Records from a dataset
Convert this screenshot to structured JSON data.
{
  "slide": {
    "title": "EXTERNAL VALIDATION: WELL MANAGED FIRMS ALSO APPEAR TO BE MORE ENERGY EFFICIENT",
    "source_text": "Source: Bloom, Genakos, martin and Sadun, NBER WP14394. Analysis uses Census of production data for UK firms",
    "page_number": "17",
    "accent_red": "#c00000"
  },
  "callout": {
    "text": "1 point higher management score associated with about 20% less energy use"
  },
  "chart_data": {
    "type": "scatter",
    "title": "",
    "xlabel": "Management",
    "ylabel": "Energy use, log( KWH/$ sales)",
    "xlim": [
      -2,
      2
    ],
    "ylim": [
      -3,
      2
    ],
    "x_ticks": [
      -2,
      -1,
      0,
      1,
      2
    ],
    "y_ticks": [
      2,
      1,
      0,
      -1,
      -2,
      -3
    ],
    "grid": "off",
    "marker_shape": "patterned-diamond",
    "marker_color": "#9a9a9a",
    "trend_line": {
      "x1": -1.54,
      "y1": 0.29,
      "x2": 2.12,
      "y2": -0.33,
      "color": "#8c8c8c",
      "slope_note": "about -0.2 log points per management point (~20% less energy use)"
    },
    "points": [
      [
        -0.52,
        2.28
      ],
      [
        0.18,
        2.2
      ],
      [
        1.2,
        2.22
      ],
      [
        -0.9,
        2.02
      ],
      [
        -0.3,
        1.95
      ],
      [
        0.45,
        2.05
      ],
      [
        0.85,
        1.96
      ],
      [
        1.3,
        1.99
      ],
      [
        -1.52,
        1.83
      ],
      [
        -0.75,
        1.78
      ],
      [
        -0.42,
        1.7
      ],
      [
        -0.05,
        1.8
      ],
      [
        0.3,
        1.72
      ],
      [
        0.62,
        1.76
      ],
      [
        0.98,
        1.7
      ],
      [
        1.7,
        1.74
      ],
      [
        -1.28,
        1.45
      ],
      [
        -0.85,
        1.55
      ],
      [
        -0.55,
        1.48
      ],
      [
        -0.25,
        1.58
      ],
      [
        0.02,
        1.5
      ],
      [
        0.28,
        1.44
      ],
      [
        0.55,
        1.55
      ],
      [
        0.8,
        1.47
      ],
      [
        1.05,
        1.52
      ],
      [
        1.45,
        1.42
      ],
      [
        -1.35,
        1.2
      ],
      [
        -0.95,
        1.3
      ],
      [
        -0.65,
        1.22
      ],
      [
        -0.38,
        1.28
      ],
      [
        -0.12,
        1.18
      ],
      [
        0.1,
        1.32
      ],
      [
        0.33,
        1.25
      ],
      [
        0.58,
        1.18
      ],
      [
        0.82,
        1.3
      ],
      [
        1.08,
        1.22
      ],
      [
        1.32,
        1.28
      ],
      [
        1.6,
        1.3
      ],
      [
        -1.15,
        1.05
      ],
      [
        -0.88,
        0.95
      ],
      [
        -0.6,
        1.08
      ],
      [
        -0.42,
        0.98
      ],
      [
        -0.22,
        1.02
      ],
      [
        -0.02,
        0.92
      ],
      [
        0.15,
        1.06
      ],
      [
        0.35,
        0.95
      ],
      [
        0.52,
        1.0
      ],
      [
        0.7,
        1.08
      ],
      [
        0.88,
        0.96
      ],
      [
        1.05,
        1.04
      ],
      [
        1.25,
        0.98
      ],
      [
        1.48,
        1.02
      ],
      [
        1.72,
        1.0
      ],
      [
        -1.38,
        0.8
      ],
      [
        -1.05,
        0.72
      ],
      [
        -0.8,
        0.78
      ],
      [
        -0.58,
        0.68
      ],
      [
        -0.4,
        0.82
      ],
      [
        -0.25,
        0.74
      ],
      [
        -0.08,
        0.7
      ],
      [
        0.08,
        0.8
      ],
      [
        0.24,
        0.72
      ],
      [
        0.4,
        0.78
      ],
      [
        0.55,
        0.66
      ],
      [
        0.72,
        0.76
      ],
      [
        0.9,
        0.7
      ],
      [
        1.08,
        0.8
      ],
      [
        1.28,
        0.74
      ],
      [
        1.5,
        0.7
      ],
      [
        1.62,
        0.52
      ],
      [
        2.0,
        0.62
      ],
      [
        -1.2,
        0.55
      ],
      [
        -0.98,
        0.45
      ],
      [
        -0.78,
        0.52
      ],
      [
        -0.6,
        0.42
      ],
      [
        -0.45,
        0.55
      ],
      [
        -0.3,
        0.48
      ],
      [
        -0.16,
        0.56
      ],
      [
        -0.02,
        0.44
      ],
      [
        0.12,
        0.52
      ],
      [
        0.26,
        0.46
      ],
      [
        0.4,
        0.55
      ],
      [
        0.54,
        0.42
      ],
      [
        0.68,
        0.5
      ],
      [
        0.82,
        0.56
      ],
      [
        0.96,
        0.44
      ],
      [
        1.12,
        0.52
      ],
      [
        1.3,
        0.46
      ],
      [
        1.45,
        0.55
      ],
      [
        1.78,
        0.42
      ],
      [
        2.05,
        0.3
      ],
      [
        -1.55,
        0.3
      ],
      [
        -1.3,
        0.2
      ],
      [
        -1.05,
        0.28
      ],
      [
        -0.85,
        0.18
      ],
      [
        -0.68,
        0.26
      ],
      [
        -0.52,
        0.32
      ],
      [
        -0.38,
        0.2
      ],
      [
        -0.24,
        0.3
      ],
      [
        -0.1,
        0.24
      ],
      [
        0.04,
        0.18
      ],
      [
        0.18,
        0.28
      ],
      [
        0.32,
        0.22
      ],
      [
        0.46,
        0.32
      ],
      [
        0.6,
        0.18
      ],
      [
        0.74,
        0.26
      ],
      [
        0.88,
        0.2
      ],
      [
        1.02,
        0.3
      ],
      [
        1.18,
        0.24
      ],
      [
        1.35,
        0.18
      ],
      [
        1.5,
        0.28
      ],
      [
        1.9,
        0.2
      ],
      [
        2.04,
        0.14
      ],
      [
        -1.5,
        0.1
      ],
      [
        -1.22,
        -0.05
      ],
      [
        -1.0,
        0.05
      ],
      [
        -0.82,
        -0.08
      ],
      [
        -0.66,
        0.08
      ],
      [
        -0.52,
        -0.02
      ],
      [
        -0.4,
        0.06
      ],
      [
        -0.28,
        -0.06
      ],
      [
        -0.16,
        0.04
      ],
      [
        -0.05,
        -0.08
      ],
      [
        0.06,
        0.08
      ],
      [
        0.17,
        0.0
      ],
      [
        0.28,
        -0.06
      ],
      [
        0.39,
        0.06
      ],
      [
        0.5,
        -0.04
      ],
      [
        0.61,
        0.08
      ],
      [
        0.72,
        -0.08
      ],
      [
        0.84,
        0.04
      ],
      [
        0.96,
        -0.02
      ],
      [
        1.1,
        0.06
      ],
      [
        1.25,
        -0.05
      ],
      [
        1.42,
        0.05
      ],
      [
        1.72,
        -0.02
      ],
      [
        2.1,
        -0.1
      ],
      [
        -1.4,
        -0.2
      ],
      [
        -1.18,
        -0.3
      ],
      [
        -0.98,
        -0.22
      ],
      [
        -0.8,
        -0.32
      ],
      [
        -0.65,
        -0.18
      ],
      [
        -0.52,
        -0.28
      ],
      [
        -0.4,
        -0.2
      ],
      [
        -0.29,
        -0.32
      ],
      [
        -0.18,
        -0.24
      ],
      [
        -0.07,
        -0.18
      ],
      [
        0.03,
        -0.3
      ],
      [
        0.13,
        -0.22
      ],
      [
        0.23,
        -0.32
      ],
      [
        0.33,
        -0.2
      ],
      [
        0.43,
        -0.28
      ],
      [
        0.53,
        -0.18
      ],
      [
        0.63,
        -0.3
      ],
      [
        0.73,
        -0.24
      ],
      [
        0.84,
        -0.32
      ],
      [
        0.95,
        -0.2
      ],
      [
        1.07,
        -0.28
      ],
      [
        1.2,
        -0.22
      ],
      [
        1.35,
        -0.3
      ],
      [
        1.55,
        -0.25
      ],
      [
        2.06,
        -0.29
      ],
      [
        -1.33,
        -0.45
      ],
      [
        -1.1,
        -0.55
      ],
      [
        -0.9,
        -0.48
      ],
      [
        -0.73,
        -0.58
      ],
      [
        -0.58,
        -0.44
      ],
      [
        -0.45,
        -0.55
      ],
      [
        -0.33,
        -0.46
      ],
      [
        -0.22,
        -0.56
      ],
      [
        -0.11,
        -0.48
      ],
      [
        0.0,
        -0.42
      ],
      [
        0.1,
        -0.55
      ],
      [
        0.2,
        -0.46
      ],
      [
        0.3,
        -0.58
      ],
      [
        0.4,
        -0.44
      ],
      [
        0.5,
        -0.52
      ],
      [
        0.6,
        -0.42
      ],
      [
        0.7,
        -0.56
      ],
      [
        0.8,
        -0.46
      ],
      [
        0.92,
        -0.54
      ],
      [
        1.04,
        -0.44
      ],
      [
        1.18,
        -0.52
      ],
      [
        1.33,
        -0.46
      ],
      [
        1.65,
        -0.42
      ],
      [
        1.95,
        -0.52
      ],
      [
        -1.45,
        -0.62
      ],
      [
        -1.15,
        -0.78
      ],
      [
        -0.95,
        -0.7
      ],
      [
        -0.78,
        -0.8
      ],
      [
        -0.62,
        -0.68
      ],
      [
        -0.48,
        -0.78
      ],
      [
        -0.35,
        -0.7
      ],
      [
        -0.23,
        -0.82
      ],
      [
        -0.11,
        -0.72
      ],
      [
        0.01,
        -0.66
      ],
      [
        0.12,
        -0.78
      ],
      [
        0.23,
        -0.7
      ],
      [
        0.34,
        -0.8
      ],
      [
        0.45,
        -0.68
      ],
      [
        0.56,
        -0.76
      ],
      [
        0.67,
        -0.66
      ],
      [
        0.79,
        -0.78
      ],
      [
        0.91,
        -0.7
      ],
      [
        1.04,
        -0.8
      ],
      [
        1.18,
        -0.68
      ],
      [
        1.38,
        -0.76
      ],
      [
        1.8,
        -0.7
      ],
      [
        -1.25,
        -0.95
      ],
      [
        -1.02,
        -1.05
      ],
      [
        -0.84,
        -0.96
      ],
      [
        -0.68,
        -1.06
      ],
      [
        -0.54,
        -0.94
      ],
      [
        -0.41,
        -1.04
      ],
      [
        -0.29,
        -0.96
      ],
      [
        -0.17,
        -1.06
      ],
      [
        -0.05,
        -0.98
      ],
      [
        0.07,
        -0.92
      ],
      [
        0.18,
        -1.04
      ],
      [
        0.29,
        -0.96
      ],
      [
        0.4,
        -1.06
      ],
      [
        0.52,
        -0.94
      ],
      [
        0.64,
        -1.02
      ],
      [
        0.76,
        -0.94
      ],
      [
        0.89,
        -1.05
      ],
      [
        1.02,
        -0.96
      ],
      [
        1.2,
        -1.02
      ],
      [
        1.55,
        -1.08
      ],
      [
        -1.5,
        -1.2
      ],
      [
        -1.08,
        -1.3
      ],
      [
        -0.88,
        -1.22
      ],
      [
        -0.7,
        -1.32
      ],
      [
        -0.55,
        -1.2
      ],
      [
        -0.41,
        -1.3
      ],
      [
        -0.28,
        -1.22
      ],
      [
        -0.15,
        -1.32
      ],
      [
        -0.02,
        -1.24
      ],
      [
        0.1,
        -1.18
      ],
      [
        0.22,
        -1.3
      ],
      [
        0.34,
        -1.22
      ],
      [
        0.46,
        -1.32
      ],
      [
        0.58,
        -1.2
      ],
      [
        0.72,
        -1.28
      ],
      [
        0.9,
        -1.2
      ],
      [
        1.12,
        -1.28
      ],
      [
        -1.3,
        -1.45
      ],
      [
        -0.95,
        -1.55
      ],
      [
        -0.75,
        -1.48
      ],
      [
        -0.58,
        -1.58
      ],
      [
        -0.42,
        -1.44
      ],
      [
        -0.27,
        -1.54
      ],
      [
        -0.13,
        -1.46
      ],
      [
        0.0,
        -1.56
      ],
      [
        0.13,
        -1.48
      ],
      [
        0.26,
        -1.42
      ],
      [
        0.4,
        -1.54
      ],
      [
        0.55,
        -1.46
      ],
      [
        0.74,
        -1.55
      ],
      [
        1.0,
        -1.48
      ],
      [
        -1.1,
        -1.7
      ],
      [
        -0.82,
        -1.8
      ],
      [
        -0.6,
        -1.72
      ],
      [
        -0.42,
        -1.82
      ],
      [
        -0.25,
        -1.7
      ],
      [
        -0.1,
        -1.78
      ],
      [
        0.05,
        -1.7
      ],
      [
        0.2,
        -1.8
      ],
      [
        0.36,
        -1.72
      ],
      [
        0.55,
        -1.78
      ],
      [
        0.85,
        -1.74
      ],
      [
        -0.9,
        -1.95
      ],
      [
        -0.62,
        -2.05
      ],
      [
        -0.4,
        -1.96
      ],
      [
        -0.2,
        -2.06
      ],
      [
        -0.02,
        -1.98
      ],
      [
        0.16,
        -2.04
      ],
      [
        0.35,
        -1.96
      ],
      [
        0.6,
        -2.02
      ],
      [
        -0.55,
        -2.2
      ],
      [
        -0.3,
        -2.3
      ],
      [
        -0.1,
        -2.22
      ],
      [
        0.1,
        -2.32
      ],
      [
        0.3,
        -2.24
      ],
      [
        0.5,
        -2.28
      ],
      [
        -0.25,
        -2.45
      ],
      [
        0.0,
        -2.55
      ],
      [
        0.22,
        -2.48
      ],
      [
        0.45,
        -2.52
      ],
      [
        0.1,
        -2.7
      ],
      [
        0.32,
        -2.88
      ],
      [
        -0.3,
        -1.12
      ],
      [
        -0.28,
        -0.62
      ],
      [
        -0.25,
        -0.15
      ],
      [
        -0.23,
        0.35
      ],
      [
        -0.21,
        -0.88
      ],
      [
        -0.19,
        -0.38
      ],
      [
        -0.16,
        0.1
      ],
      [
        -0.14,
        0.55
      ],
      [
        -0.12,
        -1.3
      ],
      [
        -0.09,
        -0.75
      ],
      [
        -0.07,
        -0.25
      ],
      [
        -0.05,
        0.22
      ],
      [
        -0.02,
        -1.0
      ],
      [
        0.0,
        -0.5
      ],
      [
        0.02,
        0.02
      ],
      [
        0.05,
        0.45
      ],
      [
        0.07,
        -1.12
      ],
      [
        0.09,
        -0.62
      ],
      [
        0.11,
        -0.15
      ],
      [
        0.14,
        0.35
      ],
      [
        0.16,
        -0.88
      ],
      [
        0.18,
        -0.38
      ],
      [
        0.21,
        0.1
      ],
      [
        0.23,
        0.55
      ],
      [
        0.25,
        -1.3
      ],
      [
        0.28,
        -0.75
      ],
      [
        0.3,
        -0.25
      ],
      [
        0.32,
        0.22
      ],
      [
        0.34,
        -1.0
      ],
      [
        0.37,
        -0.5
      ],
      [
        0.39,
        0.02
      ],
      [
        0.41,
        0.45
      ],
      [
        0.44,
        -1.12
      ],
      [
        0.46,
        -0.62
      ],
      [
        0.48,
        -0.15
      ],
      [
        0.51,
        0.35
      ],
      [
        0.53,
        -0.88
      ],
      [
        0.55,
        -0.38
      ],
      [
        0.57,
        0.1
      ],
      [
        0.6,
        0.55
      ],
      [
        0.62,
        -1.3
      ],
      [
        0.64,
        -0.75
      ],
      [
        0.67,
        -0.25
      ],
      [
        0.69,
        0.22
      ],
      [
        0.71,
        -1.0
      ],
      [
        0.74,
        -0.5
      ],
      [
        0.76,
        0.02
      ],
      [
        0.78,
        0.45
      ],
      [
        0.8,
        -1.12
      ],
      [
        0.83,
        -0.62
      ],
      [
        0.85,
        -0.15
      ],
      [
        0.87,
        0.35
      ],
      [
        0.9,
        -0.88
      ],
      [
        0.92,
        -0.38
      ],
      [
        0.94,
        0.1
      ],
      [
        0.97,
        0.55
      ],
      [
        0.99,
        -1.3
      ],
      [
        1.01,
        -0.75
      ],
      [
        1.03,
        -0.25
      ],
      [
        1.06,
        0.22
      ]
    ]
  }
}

● **SHORT TASK**
Every line that holds the word "less" should be extracted.

● **SOLUTION**
    "text": "1 point higher management score associated with about 20% less energy use"
      "slope_note": "about -0.2 log points per management point (~20% less energy use)"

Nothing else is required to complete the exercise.